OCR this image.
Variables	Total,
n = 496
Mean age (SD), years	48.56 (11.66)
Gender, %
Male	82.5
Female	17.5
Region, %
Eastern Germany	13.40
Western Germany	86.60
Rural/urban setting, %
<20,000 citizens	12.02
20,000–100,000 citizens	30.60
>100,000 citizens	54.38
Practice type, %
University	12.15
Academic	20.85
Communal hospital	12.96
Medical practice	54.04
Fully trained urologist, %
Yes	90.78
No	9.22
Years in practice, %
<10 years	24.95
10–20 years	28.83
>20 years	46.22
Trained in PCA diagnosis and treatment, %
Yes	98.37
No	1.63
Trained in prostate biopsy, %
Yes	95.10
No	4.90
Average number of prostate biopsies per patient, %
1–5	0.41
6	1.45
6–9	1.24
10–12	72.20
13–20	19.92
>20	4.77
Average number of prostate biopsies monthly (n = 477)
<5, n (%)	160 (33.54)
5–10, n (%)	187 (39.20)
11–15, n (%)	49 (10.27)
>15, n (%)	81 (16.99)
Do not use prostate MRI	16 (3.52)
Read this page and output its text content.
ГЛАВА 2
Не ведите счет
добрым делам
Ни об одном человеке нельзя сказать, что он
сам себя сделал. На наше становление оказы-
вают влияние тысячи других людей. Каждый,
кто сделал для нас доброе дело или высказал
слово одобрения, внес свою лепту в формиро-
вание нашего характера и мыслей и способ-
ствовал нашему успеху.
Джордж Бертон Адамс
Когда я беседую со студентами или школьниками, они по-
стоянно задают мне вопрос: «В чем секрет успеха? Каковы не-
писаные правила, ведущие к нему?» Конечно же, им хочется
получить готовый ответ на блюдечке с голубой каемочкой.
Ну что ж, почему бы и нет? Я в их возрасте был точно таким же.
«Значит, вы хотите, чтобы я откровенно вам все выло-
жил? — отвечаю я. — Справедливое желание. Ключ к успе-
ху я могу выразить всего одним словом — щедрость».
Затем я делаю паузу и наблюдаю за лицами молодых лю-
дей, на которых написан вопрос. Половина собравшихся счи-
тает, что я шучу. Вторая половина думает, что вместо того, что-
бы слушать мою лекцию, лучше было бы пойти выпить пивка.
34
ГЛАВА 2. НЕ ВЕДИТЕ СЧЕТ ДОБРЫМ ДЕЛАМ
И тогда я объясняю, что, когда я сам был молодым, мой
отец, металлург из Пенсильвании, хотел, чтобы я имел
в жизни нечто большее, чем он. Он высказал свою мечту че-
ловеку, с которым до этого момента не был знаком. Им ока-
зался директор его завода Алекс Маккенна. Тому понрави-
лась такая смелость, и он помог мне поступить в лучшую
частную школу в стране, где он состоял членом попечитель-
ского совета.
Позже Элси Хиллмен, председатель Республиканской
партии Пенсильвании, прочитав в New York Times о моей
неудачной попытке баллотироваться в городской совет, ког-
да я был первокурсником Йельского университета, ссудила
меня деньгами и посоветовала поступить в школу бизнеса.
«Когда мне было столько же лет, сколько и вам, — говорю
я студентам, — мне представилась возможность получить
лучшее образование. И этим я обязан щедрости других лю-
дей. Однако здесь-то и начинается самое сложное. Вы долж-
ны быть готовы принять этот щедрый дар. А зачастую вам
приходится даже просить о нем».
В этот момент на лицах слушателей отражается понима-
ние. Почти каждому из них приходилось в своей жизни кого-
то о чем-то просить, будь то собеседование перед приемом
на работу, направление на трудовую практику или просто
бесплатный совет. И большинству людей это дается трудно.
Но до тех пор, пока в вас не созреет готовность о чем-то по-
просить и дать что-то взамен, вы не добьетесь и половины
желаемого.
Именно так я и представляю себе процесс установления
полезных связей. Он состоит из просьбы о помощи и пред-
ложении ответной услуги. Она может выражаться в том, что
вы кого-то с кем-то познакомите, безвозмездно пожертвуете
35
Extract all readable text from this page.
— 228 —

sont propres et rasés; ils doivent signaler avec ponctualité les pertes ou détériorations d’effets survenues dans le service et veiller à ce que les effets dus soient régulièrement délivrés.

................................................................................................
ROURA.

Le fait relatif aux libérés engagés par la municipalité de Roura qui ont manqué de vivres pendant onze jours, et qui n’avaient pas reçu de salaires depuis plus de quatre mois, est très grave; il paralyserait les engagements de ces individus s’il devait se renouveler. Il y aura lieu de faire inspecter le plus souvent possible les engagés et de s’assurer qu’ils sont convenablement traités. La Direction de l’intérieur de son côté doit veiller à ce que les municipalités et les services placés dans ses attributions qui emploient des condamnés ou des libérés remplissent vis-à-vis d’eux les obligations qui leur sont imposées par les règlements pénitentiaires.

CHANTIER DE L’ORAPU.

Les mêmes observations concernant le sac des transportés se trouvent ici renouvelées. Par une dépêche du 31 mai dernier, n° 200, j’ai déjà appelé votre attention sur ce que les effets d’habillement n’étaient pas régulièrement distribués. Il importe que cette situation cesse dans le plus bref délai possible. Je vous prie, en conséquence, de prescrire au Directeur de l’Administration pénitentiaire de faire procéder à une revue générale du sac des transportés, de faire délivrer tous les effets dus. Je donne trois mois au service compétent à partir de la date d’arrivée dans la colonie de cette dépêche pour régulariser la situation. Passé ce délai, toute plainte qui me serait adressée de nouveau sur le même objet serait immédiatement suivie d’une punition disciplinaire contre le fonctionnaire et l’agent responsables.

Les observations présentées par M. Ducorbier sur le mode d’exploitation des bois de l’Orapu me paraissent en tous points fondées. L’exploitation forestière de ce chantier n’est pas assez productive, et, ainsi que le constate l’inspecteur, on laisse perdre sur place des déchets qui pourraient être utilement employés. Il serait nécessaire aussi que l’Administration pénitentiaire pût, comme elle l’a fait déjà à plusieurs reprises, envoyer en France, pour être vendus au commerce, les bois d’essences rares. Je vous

## Requirement
Set down all of the records shown above once more, exactly.

## Problem solution
OCR this image.
Variables	Total,
n = 496
Mean age (SD), years	48.56 (11.66)
Gender, %
Male	82.5
Female	17.5
Region, %
Eastern Germany	13.40
Western Germany	86.60
Rural/urban setting, %
<20,000 citizens	12.02
20,000–100,000 citizens	30.60
>100,000 citizens	54.38
Practice type, %
University	12.15
Academic	20.85
Communal hospital	12.96
Medical practice	54.04
Fully trained urologist, %
Yes	90.78
No	9.22
Years in practice, %
<10 years	24.95
10–20 years	28.83
>20 years	46.22
Trained in PCA diagnosis and treatment, %
Yes	98.37
No	1.63
Trained in prostate biopsy, %
Yes	95.10
No	4.90
Average number of prostate biopsies per patient, %
1–5	0.41
6	1.45
6–9	1.24
10–12	72.20
13–20	19.92
>20	4.77
Average number of prostate biopsies monthly (n = 477)
<5, n (%)	160 (33.54)
5–10, n (%)	187 (39.20)
11–15, n (%)	49 (10.27)
>15, n (%)	81 (16.99)
Do not use prostate MRI	16 (3.52)
Read this page and output its text content.
ГЛАВА 2
Не ведите счет
добрым делам
Ни об одном человеке нельзя сказать, что он
сам себя сделал. На наше становление оказы-
вают влияние тысячи других людей. Каждый,
кто сделал для нас доброе дело или высказал
слово одобрения, внес свою лепту в формиро-
вание нашего характера и мыслей и способ-
ствовал нашему успеху.
Джордж Бертон Адамс
Когда я беседую со студентами или школьниками, они по-
стоянно задают мне вопрос: «В чем секрет успеха? Каковы не-
писаные правила, ведущие к нему?» Конечно же, им хочется
получить готовый ответ на блюдечке с голубой каемочкой.
Ну что ж, почему бы и нет? Я в их возрасте был точно таким же.
«Значит, вы хотите, чтобы я откровенно вам все выло-
жил? — отвечаю я. — Справедливое желание. Ключ к успе-
ху я могу выразить всего одним словом — щедрость».
Затем я делаю паузу и наблюдаю за лицами молодых лю-
дей, на которых написан вопрос. Половина собравшихся счи-
тает, что я шучу. Вторая половина думает, что вместо того, что-
бы слушать мою лекцию, лучше было бы пойти выпить пивка.
34
ГЛАВА 2. НЕ ВЕДИТЕ СЧЕТ ДОБРЫМ ДЕЛАМ
И тогда я объясняю, что, когда я сам был молодым, мой
отец, металлург из Пенсильвании, хотел, чтобы я имел
в жизни нечто большее, чем он. Он высказал свою мечту че-
ловеку, с которым до этого момента не был знаком. Им ока-
зался директор его завода Алекс Маккенна. Тому понрави-
лась такая смелость, и он помог мне поступить в лучшую
частную школу в стране, где он состоял членом попечитель-
ского совета.
Позже Элси Хиллмен, председатель Республиканской
партии Пенсильвании, прочитав в New York Times о моей
неудачной попытке баллотироваться в городской совет, ког-
да я был первокурсником Йельского университета, ссудила
меня деньгами и посоветовала поступить в школу бизнеса.
«Когда мне было столько же лет, сколько и вам, — говорю
я студентам, — мне представилась возможность получить
лучшее образование. И этим я обязан щедрости других лю-
дей. Однако здесь-то и начинается самое сложное. Вы долж-
ны быть готовы принять этот щедрый дар. А зачастую вам
приходится даже просить о нем».
В этот момент на лицах слушателей отражается понима-
ние. Почти каждому из них приходилось в своей жизни кого-
то о чем-то просить, будь то собеседование перед приемом
на работу, направление на трудовую практику или просто
бесплатный совет. И большинству людей это дается трудно.
Но до тех пор, пока в вас не созреет готовность о чем-то по-
просить и дать что-то взамен, вы не добьетесь и половины
желаемого.
Именно так я и представляю себе процесс установления
полезных связей. Он состоит из просьбы о помощи и пред-
ложении ответной услуги. Она может выражаться в том, что
вы кого-то с кем-то познакомите, безвозмездно пожертвуете
35
Extract all readable text from this page.
— 228 —

sont propres et rasés; ils doivent signaler avec ponctualité les pertes ou détériorations d’effets survenues dans le service et veiller à ce que les effets dus soient régulièrement délivrés.

................................................................................................
ROURA.

Le fait relatif aux libérés engagés par la municipalité de Roura qui ont manqué de vivres pendant onze jours, et qui n’avaient pas reçu de salaires depuis plus de quatre mois, est très grave; il paralyserait les engagements de ces individus s’il devait se renouveler. Il y aura lieu de faire inspecter le plus souvent possible les engagés et de s’assurer qu’ils sont convenablement traités. La Direction de l’intérieur de son côté doit veiller à ce que les municipalités et les services placés dans ses attributions qui emploient des condamnés ou des libérés remplissent vis-à-vis d’eux les obligations qui leur sont imposées par les règlements pénitentiaires.

CHANTIER DE L’ORAPU.

Les mêmes observations concernant le sac des transportés se trouvent ici renouvelées. Par une dépêche du 31 mai dernier, n° 200, j’ai déjà appelé votre attention sur ce que les effets d’habillement n’étaient pas régulièrement distribués. Il importe que cette situation cesse dans le plus bref délai possible. Je vous prie, en conséquence, de prescrire au Directeur de l’Administration pénitentiaire de faire procéder à une revue générale du sac des transportés, de faire délivrer tous les effets dus. Je donne trois mois au service compétent à partir de la date d’arrivée dans la colonie de cette dépêche pour régulariser la situation. Passé ce délai, toute plainte qui me serait adressée de nouveau sur le même objet serait immédiatement suivie d’une punition disciplinaire contre le fonctionnaire et l’agent responsables.

Les observations présentées par M. Ducorbier sur le mode d’exploitation des bois de l’Orapu me paraissent en tous points fondées. L’exploitation forestière de ce chantier n’est pas assez productive, et, ainsi que le constate l’inspecteur, on laisse perdre sur place des déchets qui pourraient être utilement employés. Il serait nécessaire aussi que l’Administration pénitentiaire pût, comme elle l’a fait déjà à plusieurs reprises, envoyer en France, pour être vendus au commerce, les bois d’essences rares. Je vous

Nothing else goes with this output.